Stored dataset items
#####

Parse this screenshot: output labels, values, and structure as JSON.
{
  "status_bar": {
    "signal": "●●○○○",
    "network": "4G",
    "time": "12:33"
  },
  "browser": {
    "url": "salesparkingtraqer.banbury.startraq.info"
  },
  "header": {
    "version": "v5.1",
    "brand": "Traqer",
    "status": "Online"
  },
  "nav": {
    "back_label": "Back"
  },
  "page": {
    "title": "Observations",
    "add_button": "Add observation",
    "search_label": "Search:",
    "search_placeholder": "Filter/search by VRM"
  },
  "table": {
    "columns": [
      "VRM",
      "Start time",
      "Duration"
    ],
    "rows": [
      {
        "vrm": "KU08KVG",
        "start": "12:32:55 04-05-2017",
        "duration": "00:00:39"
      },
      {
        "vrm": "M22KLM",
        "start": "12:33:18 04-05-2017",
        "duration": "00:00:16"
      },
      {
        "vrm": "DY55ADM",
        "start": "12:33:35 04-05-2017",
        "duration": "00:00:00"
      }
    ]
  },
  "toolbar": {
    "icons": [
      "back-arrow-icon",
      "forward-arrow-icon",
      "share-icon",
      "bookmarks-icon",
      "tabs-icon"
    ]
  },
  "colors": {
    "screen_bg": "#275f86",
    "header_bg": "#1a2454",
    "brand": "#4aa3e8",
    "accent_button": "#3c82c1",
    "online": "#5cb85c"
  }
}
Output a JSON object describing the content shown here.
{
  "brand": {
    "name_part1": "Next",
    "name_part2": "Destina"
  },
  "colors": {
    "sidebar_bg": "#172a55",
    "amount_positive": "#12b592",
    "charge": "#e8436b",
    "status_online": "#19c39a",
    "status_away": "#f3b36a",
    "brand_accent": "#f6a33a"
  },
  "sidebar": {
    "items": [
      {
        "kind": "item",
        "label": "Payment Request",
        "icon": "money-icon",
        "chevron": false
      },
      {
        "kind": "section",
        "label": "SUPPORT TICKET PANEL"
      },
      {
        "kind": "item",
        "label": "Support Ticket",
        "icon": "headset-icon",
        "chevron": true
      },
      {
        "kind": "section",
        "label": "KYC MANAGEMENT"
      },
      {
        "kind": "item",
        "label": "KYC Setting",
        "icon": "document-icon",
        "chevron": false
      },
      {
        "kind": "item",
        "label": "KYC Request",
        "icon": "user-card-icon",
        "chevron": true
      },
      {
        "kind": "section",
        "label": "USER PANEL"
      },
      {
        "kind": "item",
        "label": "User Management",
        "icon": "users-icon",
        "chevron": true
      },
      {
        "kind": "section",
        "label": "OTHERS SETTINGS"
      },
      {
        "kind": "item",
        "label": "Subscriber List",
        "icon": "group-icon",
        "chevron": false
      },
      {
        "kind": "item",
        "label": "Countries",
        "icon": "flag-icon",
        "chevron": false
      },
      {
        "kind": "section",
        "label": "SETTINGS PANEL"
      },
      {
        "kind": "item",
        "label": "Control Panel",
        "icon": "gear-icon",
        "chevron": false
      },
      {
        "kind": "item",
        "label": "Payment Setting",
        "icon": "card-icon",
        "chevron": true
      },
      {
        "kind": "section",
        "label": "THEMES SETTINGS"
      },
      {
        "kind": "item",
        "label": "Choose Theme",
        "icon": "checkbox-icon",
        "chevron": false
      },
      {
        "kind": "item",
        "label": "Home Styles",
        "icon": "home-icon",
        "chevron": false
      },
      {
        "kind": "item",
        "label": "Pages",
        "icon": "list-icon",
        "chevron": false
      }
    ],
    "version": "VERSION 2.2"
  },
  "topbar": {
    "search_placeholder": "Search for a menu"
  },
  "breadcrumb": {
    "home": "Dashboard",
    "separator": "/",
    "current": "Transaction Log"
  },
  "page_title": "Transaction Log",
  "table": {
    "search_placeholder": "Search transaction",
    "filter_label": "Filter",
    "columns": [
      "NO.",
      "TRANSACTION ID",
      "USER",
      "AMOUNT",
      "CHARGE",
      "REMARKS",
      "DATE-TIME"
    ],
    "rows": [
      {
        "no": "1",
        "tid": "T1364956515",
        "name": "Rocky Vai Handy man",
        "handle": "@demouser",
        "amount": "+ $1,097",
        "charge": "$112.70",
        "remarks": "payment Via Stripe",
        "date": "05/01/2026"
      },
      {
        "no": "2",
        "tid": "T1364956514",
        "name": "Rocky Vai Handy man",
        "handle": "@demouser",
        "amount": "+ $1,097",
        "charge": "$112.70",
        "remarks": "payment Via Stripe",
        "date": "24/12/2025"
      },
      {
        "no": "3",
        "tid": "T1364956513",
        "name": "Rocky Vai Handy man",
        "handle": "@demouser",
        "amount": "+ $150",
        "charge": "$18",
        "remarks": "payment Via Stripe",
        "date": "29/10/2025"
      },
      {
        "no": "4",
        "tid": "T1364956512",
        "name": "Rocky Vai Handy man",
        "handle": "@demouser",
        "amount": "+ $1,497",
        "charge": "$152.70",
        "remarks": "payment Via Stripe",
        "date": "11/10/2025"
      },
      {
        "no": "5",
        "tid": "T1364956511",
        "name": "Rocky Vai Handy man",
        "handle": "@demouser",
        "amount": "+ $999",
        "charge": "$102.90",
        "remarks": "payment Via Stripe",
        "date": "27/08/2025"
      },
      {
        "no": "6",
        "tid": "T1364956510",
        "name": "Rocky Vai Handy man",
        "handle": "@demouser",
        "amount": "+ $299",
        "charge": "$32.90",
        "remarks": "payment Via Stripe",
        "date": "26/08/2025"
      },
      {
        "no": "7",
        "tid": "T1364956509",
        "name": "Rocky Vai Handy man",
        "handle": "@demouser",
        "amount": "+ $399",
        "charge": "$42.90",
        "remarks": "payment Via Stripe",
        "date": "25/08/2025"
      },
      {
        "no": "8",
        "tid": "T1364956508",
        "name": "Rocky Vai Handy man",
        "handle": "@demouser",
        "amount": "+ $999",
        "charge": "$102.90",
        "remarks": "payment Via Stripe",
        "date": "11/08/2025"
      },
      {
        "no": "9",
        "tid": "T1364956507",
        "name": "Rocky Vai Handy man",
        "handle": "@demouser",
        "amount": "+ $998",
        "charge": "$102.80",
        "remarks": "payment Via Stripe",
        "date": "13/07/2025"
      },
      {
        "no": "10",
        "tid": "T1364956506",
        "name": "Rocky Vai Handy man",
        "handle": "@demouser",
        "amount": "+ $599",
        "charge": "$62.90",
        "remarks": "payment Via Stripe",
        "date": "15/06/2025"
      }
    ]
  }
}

#####

What the exercise asks:
Restate every line of the data word for word.

Answer:
Parse this screenshot: output labels, values, and structure as JSON.
{
  "status_bar": {
    "signal": "●●○○○",
    "network": "4G",
    "time": "12:33"
  },
  "browser": {
    "url": "salesparkingtraqer.banbury.startraq.info"
  },
  "header": {
    "version": "v5.1",
    "brand": "Traqer",
    "status": "Online"
  },
  "nav": {
    "back_label": "Back"
  },
  "page": {
    "title": "Observations",
    "add_button": "Add observation",
    "search_label": "Search:",
    "search_placeholder": "Filter/search by VRM"
  },
  "table": {
    "columns": [
      "VRM",
      "Start time",
      "Duration"
    ],
    "rows": [
      {
        "vrm": "KU08KVG",
        "start": "12:32:55 04-05-2017",
        "duration": "00:00:39"
      },
      {
        "vrm": "M22KLM",
        "start": "12:33:18 04-05-2017",
        "duration": "00:00:16"
      },
      {
        "vrm": "DY55ADM",
        "start": "12:33:35 04-05-2017",
        "duration": "00:00:00"
      }
    ]
  },
  "toolbar": {
    "icons": [
      "back-arrow-icon",
      "forward-arrow-icon",
      "share-icon",
      "bookmarks-icon",
      "tabs-icon"
    ]
  },
  "colors": {
    "screen_bg": "#275f86",
    "header_bg": "#1a2454",
    "brand": "#4aa3e8",
    "accent_button": "#3c82c1",
    "online": "#5cb85c"
  }
}
Output a JSON object describing the content shown here.
{
  "brand": {
    "name_part1": "Next",
    "name_part2": "Destina"
  },
  "colors": {
    "sidebar_bg": "#172a55",
    "amount_positive": "#12b592",
    "charge": "#e8436b",
    "status_online": "#19c39a",
    "status_away": "#f3b36a",
    "brand_accent": "#f6a33a"
  },
  "sidebar": {
    "items": [
      {
        "kind": "item",
        "label": "Payment Request",
        "icon": "money-icon",
        "chevron": false
      },
      {
        "kind": "section",
        "label": "SUPPORT TICKET PANEL"
      },
      {
        "kind": "item",
        "label": "Support Ticket",
        "icon": "headset-icon",
        "chevron": true
      },
      {
        "kind": "section",
        "label": "KYC MANAGEMENT"
      },
      {
        "kind": "item",
        "label": "KYC Setting",
        "icon": "document-icon",
        "chevron": false
      },
      {
        "kind": "item",
        "label": "KYC Request",
        "icon": "user-card-icon",
        "chevron": true
      },
      {
        "kind": "section",
        "label": "USER PANEL"
      },
      {
        "kind": "item",
        "label": "User Management",
        "icon": "users-icon",
        "chevron": true
      },
      {
        "kind": "section",
        "label": "OTHERS SETTINGS"
      },
      {
        "kind": "item",
        "label": "Subscriber List",
        "icon": "group-icon",
        "chevron": false
      },
      {
        "kind": "item",
        "label": "Countries",
        "icon": "flag-icon",
        "chevron": false
      },
      {
        "kind": "section",
        "label": "SETTINGS PANEL"
      },
      {
        "kind": "item",
        "label": "Control Panel",
        "icon": "gear-icon",
        "chevron": false
      },
      {
        "kind": "item",
        "label": "Payment Setting",
        "icon": "card-icon",
        "chevron": true
      },
      {
        "kind": "section",
        "label": "THEMES SETTINGS"
      },
      {
        "kind": "item",
        "label": "Choose Theme",
        "icon": "checkbox-icon",
        "chevron": false
      },
      {
        "kind": "item",
        "label": "Home Styles",
        "icon": "home-icon",
        "chevron": false
      },
      {
        "kind": "item",
        "label": "Pages",
        "icon": "list-icon",
        "chevron": false
      }
    ],
    "version": "VERSION 2.2"
  },
  "topbar": {
    "search_placeholder": "Search for a menu"
  },
  "breadcrumb": {
    "home": "Dashboard",
    "separator": "/",
    "current": "Transaction Log"
  },
  "page_title": "Transaction Log",
  "table": {
    "search_placeholder": "Search transaction",
    "filter_label": "Filter",
    "columns": [
      "NO.",
      "TRANSACTION ID",
      "USER",
      "AMOUNT",
      "CHARGE",
      "REMARKS",
      "DATE-TIME"
    ],
    "rows": [
      {
        "no": "1",
        "tid": "T1364956515",
        "name": "Rocky Vai Handy man",
        "handle": "@demouser",
        "amount": "+ $1,097",
        "charge": "$112.70",
        "remarks": "payment Via Stripe",
        "date": "05/01/2026"
      },
      {
        "no": "2",
        "tid": "T1364956514",
        "name": "Rocky Vai Handy man",
        "handle": "@demouser",
        "amount": "+ $1,097",
        "charge": "$112.70",
        "remarks": "payment Via Stripe",
        "date": "24/12/2025"
      },
      {
        "no": "3",
        "tid": "T1364956513",
        "name": "Rocky Vai Handy man",
        "handle": "@demouser",
        "amount": "+ $150",
        "charge": "$18",
        "remarks": "payment Via Stripe",
        "date": "29/10/2025"
      },
      {
        "no": "4",
        "tid": "T1364956512",
        "name": "Rocky Vai Handy man",
        "handle": "@demouser",
        "amount": "+ $1,497",
        "charge": "$152.70",
        "remarks": "payment Via Stripe",
        "date": "11/10/2025"
      },
      {
        "no": "5",
        "tid": "T1364956511",
        "name": "Rocky Vai Handy man",
        "handle": "@demouser",
        "amount": "+ $999",
        "charge": "$102.90",
        "remarks": "payment Via Stripe",
        "date": "27/08/2025"
      },
      {
        "no": "6",
        "tid": "T1364956510",
        "name": "Rocky Vai Handy man",
        "handle": "@demouser",
        "amount": "+ $299",
        "charge": "$32.90",
        "remarks": "payment Via Stripe",
        "date": "26/08/2025"
      },
      {
        "no": "7",
        "tid": "T1364956509",
        "name": "Rocky Vai Handy man",
        "handle": "@demouser",
        "amount": "+ $399",
        "charge": "$42.90",
        "remarks": "payment Via Stripe",
        "date": "25/08/2025"
      },
      {
        "no": "8",
        "tid": "T1364956508",
        "name": "Rocky Vai Handy man",
        "handle": "@demouser",
        "amount": "+ $999",
        "charge": "$102.90",
        "remarks": "payment Via Stripe",
        "date": "11/08/2025"
      },
      {
        "no": "9",
        "tid": "T1364956507",
        "name": "Rocky Vai Handy man",
        "handle": "@demouser",
        "amount": "+ $998",
        "charge": "$102.80",
        "remarks": "payment Via Stripe",
        "date": "13/07/2025"
      },
      {
        "no": "10",
        "tid": "T1364956506",
        "name": "Rocky Vai Handy man",
        "handle": "@demouser",
        "amount": "+ $599",
        "charge": "$62.90",
        "remarks": "payment Via Stripe",
        "date": "15/06/2025"
      }
    ]
  }
}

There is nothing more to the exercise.